Extracted records
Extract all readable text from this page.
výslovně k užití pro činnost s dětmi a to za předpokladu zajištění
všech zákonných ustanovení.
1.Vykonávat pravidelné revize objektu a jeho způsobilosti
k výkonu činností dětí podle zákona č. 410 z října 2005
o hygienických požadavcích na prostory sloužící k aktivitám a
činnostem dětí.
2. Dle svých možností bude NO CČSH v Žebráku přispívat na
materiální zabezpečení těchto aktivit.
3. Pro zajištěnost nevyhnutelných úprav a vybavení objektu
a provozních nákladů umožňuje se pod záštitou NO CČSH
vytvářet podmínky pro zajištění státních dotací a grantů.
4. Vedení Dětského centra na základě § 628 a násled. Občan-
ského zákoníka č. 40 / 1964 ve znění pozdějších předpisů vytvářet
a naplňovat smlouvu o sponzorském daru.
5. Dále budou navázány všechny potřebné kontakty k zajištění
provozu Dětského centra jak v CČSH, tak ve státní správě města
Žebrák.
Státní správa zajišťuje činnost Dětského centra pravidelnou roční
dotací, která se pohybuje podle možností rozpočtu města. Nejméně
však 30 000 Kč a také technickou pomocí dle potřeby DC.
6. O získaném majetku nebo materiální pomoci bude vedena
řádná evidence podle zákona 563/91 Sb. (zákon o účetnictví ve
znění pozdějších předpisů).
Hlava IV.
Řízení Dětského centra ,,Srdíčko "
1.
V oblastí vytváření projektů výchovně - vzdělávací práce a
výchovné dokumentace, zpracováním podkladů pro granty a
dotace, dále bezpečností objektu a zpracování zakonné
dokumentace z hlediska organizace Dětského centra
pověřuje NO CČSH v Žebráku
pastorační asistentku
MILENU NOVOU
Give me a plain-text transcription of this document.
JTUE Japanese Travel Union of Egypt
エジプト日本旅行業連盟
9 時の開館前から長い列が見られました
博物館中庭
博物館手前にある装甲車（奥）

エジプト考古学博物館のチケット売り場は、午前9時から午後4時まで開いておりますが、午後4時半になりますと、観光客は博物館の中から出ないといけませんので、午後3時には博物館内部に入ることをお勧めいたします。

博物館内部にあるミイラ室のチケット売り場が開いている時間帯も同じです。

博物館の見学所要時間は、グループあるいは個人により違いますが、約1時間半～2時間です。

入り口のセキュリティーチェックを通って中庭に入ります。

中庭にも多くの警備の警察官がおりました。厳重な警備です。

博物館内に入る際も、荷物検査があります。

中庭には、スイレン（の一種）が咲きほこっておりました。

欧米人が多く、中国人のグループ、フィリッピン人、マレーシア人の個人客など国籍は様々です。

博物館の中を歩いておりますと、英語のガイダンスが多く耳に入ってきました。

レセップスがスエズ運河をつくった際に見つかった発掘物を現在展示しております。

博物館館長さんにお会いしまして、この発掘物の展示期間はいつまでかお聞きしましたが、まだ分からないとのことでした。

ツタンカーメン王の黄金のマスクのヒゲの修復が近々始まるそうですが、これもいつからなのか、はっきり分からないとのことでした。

▶ [Exercise objective]: List every line in the records above that contains the word "dokumentace".

▶ [Complete response]:
výchovné dokumentace, zpracováním podkladů pro granty a
dokumentace z hlediska organizace Dětského centra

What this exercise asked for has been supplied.